◆ **Data for this exercise**

+ + + + +

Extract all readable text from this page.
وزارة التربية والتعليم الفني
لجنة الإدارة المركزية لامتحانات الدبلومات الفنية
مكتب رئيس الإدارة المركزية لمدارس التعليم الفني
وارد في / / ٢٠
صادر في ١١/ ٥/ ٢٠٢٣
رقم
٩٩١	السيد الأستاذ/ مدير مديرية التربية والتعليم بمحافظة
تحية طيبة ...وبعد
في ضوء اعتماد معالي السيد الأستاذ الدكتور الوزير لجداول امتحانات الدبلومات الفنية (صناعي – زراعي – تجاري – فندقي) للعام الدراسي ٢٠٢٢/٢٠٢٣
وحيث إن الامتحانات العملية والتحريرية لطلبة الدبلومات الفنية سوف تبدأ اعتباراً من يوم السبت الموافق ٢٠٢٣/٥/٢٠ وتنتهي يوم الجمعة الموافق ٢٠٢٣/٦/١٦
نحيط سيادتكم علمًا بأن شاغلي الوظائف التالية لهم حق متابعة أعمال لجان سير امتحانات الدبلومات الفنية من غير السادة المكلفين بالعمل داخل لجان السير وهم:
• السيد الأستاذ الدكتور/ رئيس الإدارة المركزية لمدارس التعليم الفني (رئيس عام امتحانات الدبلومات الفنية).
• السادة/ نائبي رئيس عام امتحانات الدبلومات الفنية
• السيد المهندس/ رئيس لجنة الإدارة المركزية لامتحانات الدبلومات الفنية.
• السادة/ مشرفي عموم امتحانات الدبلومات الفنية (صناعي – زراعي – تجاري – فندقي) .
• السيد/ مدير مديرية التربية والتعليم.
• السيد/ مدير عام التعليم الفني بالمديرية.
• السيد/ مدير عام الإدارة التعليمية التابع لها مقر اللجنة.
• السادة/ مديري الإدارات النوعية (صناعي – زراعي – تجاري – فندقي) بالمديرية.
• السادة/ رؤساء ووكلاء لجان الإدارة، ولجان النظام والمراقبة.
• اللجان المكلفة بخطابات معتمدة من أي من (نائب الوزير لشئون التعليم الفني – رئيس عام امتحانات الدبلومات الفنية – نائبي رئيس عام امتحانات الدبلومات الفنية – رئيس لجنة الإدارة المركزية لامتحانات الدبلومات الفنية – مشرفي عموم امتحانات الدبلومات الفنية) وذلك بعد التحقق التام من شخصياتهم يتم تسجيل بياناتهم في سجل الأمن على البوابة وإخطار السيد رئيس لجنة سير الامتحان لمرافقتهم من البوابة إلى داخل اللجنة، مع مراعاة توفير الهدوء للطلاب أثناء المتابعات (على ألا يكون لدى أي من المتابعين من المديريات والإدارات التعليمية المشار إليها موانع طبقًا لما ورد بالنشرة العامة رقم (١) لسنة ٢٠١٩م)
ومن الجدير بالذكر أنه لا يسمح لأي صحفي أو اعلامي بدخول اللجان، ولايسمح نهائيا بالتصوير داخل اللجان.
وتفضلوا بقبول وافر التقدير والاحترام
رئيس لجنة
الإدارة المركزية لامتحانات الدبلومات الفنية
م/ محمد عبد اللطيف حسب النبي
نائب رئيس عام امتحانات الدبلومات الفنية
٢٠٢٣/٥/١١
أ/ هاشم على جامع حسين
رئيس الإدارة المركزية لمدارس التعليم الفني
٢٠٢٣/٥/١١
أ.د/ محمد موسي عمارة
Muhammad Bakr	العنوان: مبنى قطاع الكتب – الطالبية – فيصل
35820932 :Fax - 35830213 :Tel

+ + + + +

◆ **Your instructions**
Where a line above includes "بالمديرية", copy that line.

◆ **Response for this exercise**
• السيد/ مدير عام التعليم الفني بالمديرية.
• السادة/ مديري الإدارات النوعية (صناعي – زراعي – تجاري – فندقي) بالمديرية.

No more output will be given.